*Work to be completed*.
Reproduce each line exactly, including spacing and punctuation.
### Recorded information
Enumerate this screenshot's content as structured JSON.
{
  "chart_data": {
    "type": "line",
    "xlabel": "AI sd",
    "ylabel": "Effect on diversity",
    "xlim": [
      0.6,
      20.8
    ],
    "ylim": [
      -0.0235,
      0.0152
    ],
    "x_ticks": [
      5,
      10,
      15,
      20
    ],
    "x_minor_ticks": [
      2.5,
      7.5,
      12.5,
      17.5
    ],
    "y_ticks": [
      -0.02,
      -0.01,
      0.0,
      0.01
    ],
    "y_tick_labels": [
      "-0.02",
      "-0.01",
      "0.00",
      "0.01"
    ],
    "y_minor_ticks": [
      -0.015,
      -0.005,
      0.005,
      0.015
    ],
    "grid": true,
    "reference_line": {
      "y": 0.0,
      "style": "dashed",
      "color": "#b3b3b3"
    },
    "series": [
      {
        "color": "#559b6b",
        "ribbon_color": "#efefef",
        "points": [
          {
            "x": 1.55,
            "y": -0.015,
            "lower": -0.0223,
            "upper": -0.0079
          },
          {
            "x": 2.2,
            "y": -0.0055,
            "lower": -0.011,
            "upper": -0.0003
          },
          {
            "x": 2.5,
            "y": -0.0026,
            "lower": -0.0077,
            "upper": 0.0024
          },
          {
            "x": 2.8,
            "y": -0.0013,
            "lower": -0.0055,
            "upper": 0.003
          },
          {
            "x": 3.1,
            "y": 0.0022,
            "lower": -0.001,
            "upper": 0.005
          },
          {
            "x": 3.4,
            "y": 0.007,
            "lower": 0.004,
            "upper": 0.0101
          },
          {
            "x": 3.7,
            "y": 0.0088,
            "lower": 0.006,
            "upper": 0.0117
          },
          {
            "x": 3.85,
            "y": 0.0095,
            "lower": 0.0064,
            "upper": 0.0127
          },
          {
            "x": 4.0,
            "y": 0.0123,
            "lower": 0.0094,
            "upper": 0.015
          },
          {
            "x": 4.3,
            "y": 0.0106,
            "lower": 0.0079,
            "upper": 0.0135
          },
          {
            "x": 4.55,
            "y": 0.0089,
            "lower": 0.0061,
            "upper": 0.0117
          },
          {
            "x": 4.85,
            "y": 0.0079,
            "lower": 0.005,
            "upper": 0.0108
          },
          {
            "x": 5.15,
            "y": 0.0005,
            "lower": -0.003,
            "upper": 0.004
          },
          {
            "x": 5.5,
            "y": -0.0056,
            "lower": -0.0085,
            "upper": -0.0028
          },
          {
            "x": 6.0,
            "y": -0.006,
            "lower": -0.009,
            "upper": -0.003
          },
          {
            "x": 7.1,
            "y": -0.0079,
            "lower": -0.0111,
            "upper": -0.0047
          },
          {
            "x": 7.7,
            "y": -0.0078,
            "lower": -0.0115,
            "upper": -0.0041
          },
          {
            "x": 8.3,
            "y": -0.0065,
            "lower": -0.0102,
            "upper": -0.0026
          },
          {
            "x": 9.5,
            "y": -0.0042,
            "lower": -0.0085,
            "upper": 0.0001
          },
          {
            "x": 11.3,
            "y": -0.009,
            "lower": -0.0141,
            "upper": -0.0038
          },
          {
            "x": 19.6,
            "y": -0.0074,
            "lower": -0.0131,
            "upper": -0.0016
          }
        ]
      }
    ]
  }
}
######
*Correct result*.
Enumerate this screenshot's content as structured JSON.
{
  "chart_data": {
    "type": "line",
    "xlabel": "AI sd",
    "ylabel": "Effect on diversity",
    "xlim": [
      0.6,
      20.8
    ],
    "ylim": [
      -0.0235,
      0.0152
    ],
    "x_ticks": [
      5,
      10,
      15,
      20
    ],
    "x_minor_ticks": [
      2.5,
      7.5,
      12.5,
      17.5
    ],
    "y_ticks": [
      -0.02,
      -0.01,
      0.0,
      0.01
    ],
    "y_tick_labels": [
      "-0.02",
      "-0.01",
      "0.00",
      "0.01"
    ],
    "y_minor_ticks": [
      -0.015,
      -0.005,
      0.005,
      0.015
    ],
    "grid": true,
    "reference_line": {
      "y": 0.0,
      "style": "dashed",
      "color": "#b3b3b3"
    },
    "series": [
      {
        "color": "#559b6b",
        "ribbon_color": "#efefef",
        "points": [
          {
            "x": 1.55,
            "y": -0.015,
            "lower": -0.0223,
            "upper": -0.0079
          },
          {
            "x": 2.2,
            "y": -0.0055,
            "lower": -0.011,
            "upper": -0.0003
          },
          {
            "x": 2.5,
            "y": -0.0026,
            "lower": -0.0077,
            "upper": 0.0024
          },
          {
            "x": 2.8,
            "y": -0.0013,
            "lower": -0.0055,
            "upper": 0.003
          },
          {
            "x": 3.1,
            "y": 0.0022,
            "lower": -0.001,
            "upper": 0.005
          },
          {
            "x": 3.4,
            "y": 0.007,
            "lower": 0.004,
            "upper": 0.0101
          },
          {
            "x": 3.7,
            "y": 0.0088,
            "lower": 0.006,
            "upper": 0.0117
          },
          {
            "x": 3.85,
            "y": 0.0095,
            "lower": 0.0064,
            "upper": 0.0127
          },
          {
            "x": 4.0,
            "y": 0.0123,
            "lower": 0.0094,
            "upper": 0.015
          },
          {
            "x": 4.3,
            "y": 0.0106,
            "lower": 0.0079,
            "upper": 0.0135
          },
          {
            "x": 4.55,
            "y": 0.0089,
            "lower": 0.0061,
            "upper": 0.0117
          },
          {
            "x": 4.85,
            "y": 0.0079,
            "lower": 0.005,
            "upper": 0.0108
          },
          {
            "x": 5.15,
            "y": 0.0005,
            "lower": -0.003,
            "upper": 0.004
          },
          {
            "x": 5.5,
            "y": -0.0056,
            "lower": -0.0085,
            "upper": -0.0028
          },
          {
            "x": 6.0,
            "y": -0.006,
            "lower": -0.009,
            "upper": -0.003
          },
          {
            "x": 7.1,
            "y": -0.0079,
            "lower": -0.0111,
            "upper": -0.0047
          },
          {
            "x": 7.7,
            "y": -0.0078,
            "lower": -0.0115,
            "upper": -0.0041
          },
          {
            "x": 8.3,
            "y": -0.0065,
            "lower": -0.0102,
            "upper": -0.0026
          },
          {
            "x": 9.5,
            "y": -0.0042,
            "lower": -0.0085,
            "upper": 0.0001
          },
          {
            "x": 11.3,
            "y": -0.009,
            "lower": -0.0141,
            "upper": -0.0038
          },
          {
            "x": 19.6,
            "y": -0.0074,
            "lower": -0.0131,
            "upper": -0.0016
          }
        ]
      }
    ]
  }
}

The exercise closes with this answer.